▶ **THE EXERCISE**
Transcribe the records below in full; pictures stay out of the copy.
** start of DATA IN THIS EXERCISE **
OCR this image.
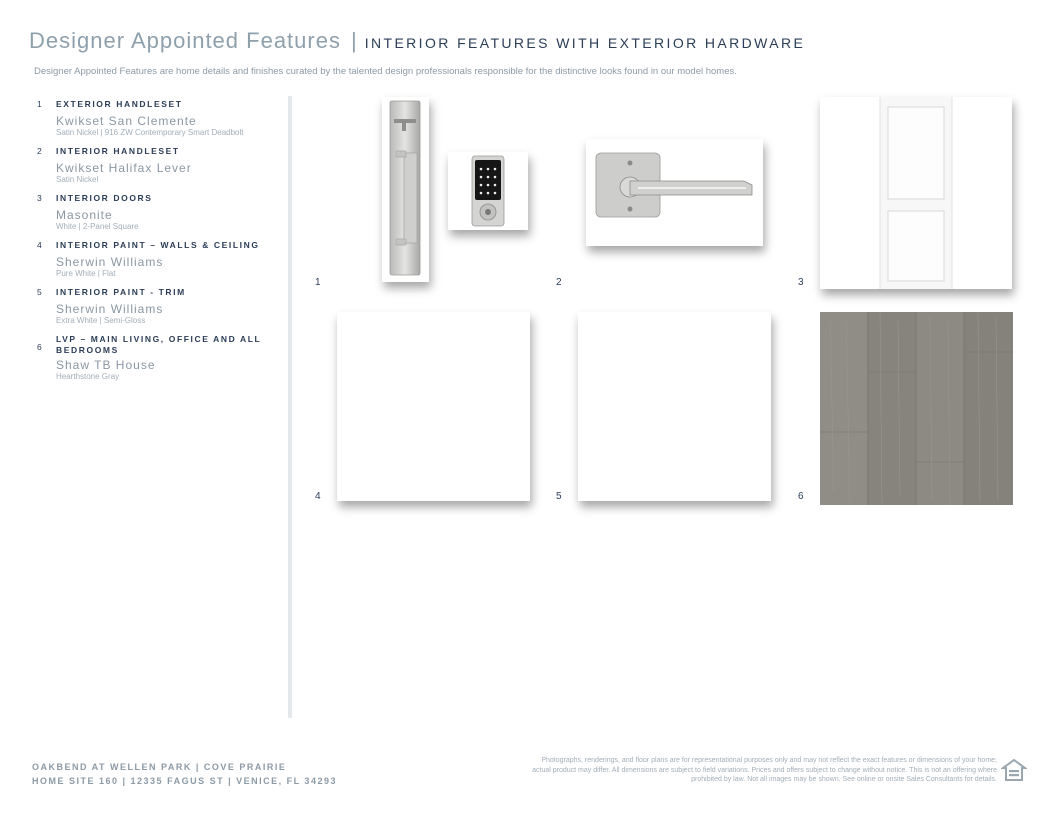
Designer Appointed Features | INTERIOR FEATURES WITH EXTERIOR HARDWARE
Designer Appointed Features are home details and finishes curated by the talented design professionals responsible for the distinctive looks found in our model homes.
1 EXTERIOR HANDLESET
Kwikset San Clemente
Satin Nickel | 916 ZW Contemporary Smart Deadbolt
2 INTERIOR HANDLESET
Kwikset Halifax Lever
Satin Nickel
3 INTERIOR DOORS
Masonite
White | 2-Panel Square
4 INTERIOR PAINT – WALLS & CEILING
Sherwin Williams
Pure White | Flat
5 INTERIOR PAINT - TRIM
Sherwin Williams
Extra White | Semi-Gloss
6
LVP – MAIN LIVING, OFFICE AND ALL BEDROOMS
Shaw TB House
Hearthstone Gray
1	2	3
4	5	6
OAKBEND AT WELLEN PARK | COVE PRAIRIE
HOME SITE 160 | 12335 FAGUS ST | VENICE, FL 34293
Photographs, renderings, and floor plans are for representational purposes only and may not reflect the exact features or dimensions of your home; actual product may differ. All dimensions are subject to field variations. Prices and offers subject to change without notice. This is not an offering where prohibited by law. Not all images may be shown. See online or onsite Sales Consultants for details.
** end of DATA IN THIS EXERCISE **
▶ **RESPONSE**
OCR this image.
Designer Appointed Features | INTERIOR FEATURES WITH EXTERIOR HARDWARE
Designer Appointed Features are home details and finishes curated by the talented design professionals responsible for the distinctive looks found in our model homes.
1 EXTERIOR HANDLESET
Kwikset San Clemente
Satin Nickel | 916 ZW Contemporary Smart Deadbolt
2 INTERIOR HANDLESET
Kwikset Halifax Lever
Satin Nickel
3 INTERIOR DOORS
Masonite
White | 2-Panel Square
4 INTERIOR PAINT – WALLS & CEILING
Sherwin Williams
Pure White | Flat
5 INTERIOR PAINT - TRIM
Sherwin Williams
Extra White | Semi-Gloss
6
LVP – MAIN LIVING, OFFICE AND ALL BEDROOMS
Shaw TB House
Hearthstone Gray
1	2	3
4	5	6
OAKBEND AT WELLEN PARK | COVE PRAIRIE
HOME SITE 160 | 12335 FAGUS ST | VENICE, FL 34293
Photographs, renderings, and floor plans are for representational purposes only and may not reflect the exact features or dimensions of your home; actual product may differ. All dimensions are subject to field variations. Prices and offers subject to change without notice. This is not an offering where prohibited by law. Not all images may be shown. See online or onsite Sales Consultants for details.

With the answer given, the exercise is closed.